Figure dataset records:

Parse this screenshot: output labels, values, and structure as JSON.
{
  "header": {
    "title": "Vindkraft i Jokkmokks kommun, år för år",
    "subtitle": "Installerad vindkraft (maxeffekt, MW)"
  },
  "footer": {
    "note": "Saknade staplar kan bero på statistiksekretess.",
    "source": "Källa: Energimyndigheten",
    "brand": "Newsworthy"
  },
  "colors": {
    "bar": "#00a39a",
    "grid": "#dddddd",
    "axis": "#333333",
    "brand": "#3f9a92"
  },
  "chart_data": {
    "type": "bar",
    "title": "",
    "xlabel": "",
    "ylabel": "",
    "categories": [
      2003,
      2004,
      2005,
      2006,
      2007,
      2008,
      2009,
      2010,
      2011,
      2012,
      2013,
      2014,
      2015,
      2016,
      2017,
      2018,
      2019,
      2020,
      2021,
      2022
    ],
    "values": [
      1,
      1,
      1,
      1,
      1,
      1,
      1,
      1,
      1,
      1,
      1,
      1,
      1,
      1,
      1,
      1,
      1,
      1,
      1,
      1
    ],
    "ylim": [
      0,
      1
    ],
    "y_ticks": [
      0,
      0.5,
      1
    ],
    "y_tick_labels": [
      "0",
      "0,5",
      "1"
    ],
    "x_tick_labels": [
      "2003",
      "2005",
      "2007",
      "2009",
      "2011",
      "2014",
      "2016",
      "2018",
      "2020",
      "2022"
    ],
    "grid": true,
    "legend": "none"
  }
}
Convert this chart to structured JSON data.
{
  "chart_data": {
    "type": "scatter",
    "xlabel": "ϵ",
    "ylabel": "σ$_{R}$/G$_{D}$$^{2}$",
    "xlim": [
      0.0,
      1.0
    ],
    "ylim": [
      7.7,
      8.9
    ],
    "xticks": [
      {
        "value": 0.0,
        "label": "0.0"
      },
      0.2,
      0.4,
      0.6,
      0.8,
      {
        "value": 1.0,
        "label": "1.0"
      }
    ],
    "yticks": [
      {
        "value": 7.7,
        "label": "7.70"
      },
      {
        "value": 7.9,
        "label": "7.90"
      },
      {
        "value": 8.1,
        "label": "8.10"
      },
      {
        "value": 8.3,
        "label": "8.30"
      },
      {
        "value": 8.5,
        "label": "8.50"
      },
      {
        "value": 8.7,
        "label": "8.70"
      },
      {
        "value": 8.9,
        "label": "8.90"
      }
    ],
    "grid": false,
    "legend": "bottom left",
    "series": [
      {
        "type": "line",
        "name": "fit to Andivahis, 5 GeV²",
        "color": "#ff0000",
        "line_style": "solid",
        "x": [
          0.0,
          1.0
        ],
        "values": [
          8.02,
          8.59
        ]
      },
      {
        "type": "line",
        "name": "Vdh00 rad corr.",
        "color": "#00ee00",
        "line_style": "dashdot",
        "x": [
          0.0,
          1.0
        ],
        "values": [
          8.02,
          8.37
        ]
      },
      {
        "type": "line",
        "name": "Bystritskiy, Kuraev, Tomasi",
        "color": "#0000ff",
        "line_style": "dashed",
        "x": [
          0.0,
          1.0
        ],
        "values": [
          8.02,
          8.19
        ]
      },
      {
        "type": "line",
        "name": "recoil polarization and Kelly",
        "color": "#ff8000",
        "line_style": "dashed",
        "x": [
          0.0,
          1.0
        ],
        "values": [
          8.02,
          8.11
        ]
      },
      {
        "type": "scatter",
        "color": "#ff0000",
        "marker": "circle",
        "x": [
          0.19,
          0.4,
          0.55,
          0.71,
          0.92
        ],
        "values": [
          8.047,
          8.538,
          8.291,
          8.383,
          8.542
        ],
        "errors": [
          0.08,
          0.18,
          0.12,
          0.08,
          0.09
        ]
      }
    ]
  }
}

**Short task:** From the listing above, reproduce all the lines exactly.

**Task solution:**
Parse this screenshot: output labels, values, and structure as JSON.
{
  "header": {
    "title": "Vindkraft i Jokkmokks kommun, år för år",
    "subtitle": "Installerad vindkraft (maxeffekt, MW)"
  },
  "footer": {
    "note": "Saknade staplar kan bero på statistiksekretess.",
    "source": "Källa: Energimyndigheten",
    "brand": "Newsworthy"
  },
  "colors": {
    "bar": "#00a39a",
    "grid": "#dddddd",
    "axis": "#333333",
    "brand": "#3f9a92"
  },
  "chart_data": {
    "type": "bar",
    "title": "",
    "xlabel": "",
    "ylabel": "",
    "categories": [
      2003,
      2004,
      2005,
      2006,
      2007,
      2008,
      2009,
      2010,
      2011,
      2012,
      2013,
      2014,
      2015,
      2016,
      2017,
      2018,
      2019,
      2020,
      2021,
      2022
    ],
    "values": [
      1,
      1,
      1,
      1,
      1,
      1,
      1,
      1,
      1,
      1,
      1,
      1,
      1,
      1,
      1,
      1,
      1,
      1,
      1,
      1
    ],
    "ylim": [
      0,
      1
    ],
    "y_ticks": [
      0,
      0.5,
      1
    ],
    "y_tick_labels": [
      "0",
      "0,5",
      "1"
    ],
    "x_tick_labels": [
      "2003",
      "2005",
      "2007",
      "2009",
      "2011",
      "2014",
      "2016",
      "2018",
      "2020",
      "2022"
    ],
    "grid": true,
    "legend": "none"
  }
}
Convert this chart to structured JSON data.
{
  "chart_data": {
    "type": "scatter",
    "xlabel": "ϵ",
    "ylabel": "σ$_{R}$/G$_{D}$$^{2}$",
    "xlim": [
      0.0,
      1.0
    ],
    "ylim": [
      7.7,
      8.9
    ],
    "xticks": [
      {
        "value": 0.0,
        "label": "0.0"
      },
      0.2,
      0.4,
      0.6,
      0.8,
      {
        "value": 1.0,
        "label": "1.0"
      }
    ],
    "yticks": [
      {
        "value": 7.7,
        "label": "7.70"
      },
      {
        "value": 7.9,
        "label": "7.90"
      },
      {
        "value": 8.1,
        "label": "8.10"
      },
      {
        "value": 8.3,
        "label": "8.30"
      },
      {
        "value": 8.5,
        "label": "8.50"
      },
      {
        "value": 8.7,
        "label": "8.70"
      },
      {
        "value": 8.9,
        "label": "8.90"
      }
    ],
    "grid": false,
    "legend": "bottom left",
    "series": [
      {
        "type": "line",
        "name": "fit to Andivahis, 5 GeV²",
        "color": "#ff0000",
        "line_style": "solid",
        "x": [
          0.0,
          1.0
        ],
        "values": [
          8.02,
          8.59
        ]
      },
      {
        "type": "line",
        "name": "Vdh00 rad corr.",
        "color": "#00ee00",
        "line_style": "dashdot",
        "x": [
          0.0,
          1.0
        ],
        "values": [
          8.02,
          8.37
        ]
      },
      {
        "type": "line",
        "name": "Bystritskiy, Kuraev, Tomasi",
        "color": "#0000ff",
        "line_style": "dashed",
        "x": [
          0.0,
          1.0
        ],
        "values": [
          8.02,
          8.19
        ]
      },
      {
        "type": "line",
        "name": "recoil polarization and Kelly",
        "color": "#ff8000",
        "line_style": "dashed",
        "x": [
          0.0,
          1.0
        ],
        "values": [
          8.02,
          8.11
        ]
      },
      {
        "type": "scatter",
        "color": "#ff0000",
        "marker": "circle",
        "x": [
          0.19,
          0.4,
          0.55,
          0.71,
          0.92
        ],
        "values": [
          8.047,
          8.538,
          8.291,
          8.383,
          8.542
        ],
        "errors": [
          0.08,
          0.18,
          0.12,
          0.08,
          0.09
        ]
      }
    ]
  }
}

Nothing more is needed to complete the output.